--- start Data shown ---

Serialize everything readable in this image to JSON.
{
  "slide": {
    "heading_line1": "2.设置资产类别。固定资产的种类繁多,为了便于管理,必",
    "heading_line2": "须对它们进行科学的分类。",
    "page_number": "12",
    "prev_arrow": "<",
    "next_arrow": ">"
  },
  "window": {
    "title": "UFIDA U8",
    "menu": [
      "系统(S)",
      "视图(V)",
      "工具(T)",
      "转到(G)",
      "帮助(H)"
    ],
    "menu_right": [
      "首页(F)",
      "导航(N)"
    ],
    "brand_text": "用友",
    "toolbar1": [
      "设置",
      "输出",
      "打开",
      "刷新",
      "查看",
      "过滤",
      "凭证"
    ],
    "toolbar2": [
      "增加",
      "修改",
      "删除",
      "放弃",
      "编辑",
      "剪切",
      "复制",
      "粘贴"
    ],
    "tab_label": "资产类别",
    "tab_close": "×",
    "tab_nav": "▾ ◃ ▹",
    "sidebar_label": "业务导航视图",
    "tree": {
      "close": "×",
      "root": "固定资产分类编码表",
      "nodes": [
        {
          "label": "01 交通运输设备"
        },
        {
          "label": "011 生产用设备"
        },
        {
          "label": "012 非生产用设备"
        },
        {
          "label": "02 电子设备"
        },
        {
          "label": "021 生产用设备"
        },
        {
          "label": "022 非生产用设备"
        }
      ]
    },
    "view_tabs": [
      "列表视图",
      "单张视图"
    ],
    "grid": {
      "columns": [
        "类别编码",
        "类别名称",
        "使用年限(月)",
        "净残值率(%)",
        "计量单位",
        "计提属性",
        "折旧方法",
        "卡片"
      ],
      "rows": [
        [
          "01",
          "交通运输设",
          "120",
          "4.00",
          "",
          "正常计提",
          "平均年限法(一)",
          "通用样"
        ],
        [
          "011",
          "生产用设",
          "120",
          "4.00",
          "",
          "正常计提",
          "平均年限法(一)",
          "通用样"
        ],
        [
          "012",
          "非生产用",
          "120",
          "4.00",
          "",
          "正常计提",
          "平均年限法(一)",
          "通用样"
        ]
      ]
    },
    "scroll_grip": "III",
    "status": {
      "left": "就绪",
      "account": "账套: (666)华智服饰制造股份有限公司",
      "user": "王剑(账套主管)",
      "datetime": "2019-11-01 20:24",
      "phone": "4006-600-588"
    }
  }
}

--- end Data shown ---

◆ **Exercise directions**
Restate all of the entries above precisely.

◆ **Problem solution**
Serialize everything readable in this image to JSON.
{
  "slide": {
    "heading_line1": "2.设置资产类别。固定资产的种类繁多,为了便于管理,必",
    "heading_line2": "须对它们进行科学的分类。",
    "page_number": "12",
    "prev_arrow": "<",
    "next_arrow": ">"
  },
  "window": {
    "title": "UFIDA U8",
    "menu": [
      "系统(S)",
      "视图(V)",
      "工具(T)",
      "转到(G)",
      "帮助(H)"
    ],
    "menu_right": [
      "首页(F)",
      "导航(N)"
    ],
    "brand_text": "用友",
    "toolbar1": [
      "设置",
      "输出",
      "打开",
      "刷新",
      "查看",
      "过滤",
      "凭证"
    ],
    "toolbar2": [
      "增加",
      "修改",
      "删除",
      "放弃",
      "编辑",
      "剪切",
      "复制",
      "粘贴"
    ],
    "tab_label": "资产类别",
    "tab_close": "×",
    "tab_nav": "▾ ◃ ▹",
    "sidebar_label": "业务导航视图",
    "tree": {
      "close": "×",
      "root": "固定资产分类编码表",
      "nodes": [
        {
          "label": "01 交通运输设备"
        },
        {
          "label": "011 生产用设备"
        },
        {
          "label": "012 非生产用设备"
        },
        {
          "label": "02 电子设备"
        },
        {
          "label": "021 生产用设备"
        },
        {
          "label": "022 非生产用设备"
        }
      ]
    },
    "view_tabs": [
      "列表视图",
      "单张视图"
    ],
    "grid": {
      "columns": [
        "类别编码",
        "类别名称",
        "使用年限(月)",
        "净残值率(%)",
        "计量单位",
        "计提属性",
        "折旧方法",
        "卡片"
      ],
      "rows": [
        [
          "01",
          "交通运输设",
          "120",
          "4.00",
          "",
          "正常计提",
          "平均年限法(一)",
          "通用样"
        ],
        [
          "011",
          "生产用设",
          "120",
          "4.00",
          "",
          "正常计提",
          "平均年限法(一)",
          "通用样"
        ],
        [
          "012",
          "非生产用",
          "120",
          "4.00",
          "",
          "正常计提",
          "平均年限法(一)",
          "通用样"
        ]
      ]
    },
    "scroll_grip": "III",
    "status": {
      "left": "就绪",
      "account": "账套: (666)华智服饰制造股份有限公司",
      "user": "王剑(账套主管)",
      "datetime": "2019-11-01 20:24",
      "phone": "4006-600-588"
    }
  }
}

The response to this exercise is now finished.